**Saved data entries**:
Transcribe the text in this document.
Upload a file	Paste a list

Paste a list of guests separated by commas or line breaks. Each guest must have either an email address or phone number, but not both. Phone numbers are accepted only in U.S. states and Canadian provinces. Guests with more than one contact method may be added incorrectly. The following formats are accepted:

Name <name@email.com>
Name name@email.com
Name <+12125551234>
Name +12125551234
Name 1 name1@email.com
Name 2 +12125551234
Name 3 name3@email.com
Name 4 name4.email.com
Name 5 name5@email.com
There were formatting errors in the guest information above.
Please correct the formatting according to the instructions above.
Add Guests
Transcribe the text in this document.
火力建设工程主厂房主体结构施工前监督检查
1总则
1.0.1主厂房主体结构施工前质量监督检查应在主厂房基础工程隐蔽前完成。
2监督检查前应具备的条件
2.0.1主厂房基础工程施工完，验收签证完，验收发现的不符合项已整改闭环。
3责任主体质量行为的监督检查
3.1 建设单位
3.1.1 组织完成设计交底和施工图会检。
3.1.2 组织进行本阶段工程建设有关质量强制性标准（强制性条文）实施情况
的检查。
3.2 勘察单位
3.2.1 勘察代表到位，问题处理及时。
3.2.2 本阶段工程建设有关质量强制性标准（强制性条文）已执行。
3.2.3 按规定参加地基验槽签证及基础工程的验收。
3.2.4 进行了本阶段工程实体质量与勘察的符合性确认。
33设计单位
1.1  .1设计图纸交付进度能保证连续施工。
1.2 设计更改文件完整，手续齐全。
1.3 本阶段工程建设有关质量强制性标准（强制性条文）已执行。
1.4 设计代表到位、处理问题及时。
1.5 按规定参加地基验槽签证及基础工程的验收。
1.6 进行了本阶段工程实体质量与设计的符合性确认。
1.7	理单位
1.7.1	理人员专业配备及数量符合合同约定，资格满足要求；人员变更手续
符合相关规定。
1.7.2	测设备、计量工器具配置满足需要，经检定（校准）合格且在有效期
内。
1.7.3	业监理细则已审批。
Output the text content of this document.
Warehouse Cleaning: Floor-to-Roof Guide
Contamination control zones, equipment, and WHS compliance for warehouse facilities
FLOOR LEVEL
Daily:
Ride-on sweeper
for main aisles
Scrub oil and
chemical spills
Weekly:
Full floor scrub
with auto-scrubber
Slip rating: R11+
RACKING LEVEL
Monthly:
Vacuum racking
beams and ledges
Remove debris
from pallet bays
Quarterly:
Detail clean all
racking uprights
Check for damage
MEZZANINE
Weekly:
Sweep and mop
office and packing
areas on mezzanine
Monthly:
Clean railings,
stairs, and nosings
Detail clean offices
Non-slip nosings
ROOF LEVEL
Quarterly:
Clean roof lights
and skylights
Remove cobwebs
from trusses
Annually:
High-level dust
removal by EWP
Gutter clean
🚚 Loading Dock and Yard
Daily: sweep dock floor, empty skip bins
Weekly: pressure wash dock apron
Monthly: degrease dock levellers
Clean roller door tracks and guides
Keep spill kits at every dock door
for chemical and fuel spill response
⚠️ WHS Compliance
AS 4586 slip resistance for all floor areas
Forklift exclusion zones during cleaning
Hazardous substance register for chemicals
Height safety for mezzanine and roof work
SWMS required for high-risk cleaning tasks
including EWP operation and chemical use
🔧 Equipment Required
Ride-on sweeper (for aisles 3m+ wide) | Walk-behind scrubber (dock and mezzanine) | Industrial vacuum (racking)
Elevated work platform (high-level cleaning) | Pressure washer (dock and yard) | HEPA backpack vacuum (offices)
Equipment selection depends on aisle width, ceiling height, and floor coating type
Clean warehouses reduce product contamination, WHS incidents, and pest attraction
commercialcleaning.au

**Task prompt**: Quote, without any change, each line from the one that contains "Output the text content of this document." through the end of the material.

**Task response**:
Output the text content of this document.
Warehouse Cleaning: Floor-to-Roof Guide
Contamination control zones, equipment, and WHS compliance for warehouse facilities
FLOOR LEVEL
Daily:
Ride-on sweeper
for main aisles
Scrub oil and
chemical spills
Weekly:
Full floor scrub
with auto-scrubber
Slip rating: R11+
RACKING LEVEL
Monthly:
Vacuum racking
beams and ledges
Remove debris
from pallet bays
Quarterly:
Detail clean all
racking uprights
Check for damage
MEZZANINE
Weekly:
Sweep and mop
office and packing
areas on mezzanine
Monthly:
Clean railings,
stairs, and nosings
Detail clean offices
Non-slip nosings
ROOF LEVEL
Quarterly:
Clean roof lights
and skylights
Remove cobwebs
from trusses
Annually:
High-level dust
removal by EWP
Gutter clean
🚚 Loading Dock and Yard
Daily: sweep dock floor, empty skip bins
Weekly: pressure wash dock apron
Monthly: degrease dock levellers
Clean roller door tracks and guides
Keep spill kits at every dock door
for chemical and fuel spill response
⚠️ WHS Compliance
AS 4586 slip resistance for all floor areas
Forklift exclusion zones during cleaning
Hazardous substance register for chemicals
Height safety for mezzanine and roof work
SWMS required for high-risk cleaning tasks
including EWP operation and chemical use
🔧 Equipment Required
Ride-on sweeper (for aisles 3m+ wide) | Walk-behind scrubber (dock and mezzanine) | Industrial vacuum (racking)
Elevated work platform (high-level cleaning) | Pressure washer (dock and yard) | HEPA backpack vacuum (offices)
Equipment selection depends on aisle width, ceiling height, and floor coating type
Clean warehouses reduce product contamination, WHS incidents, and pest attraction
commercialcleaning.au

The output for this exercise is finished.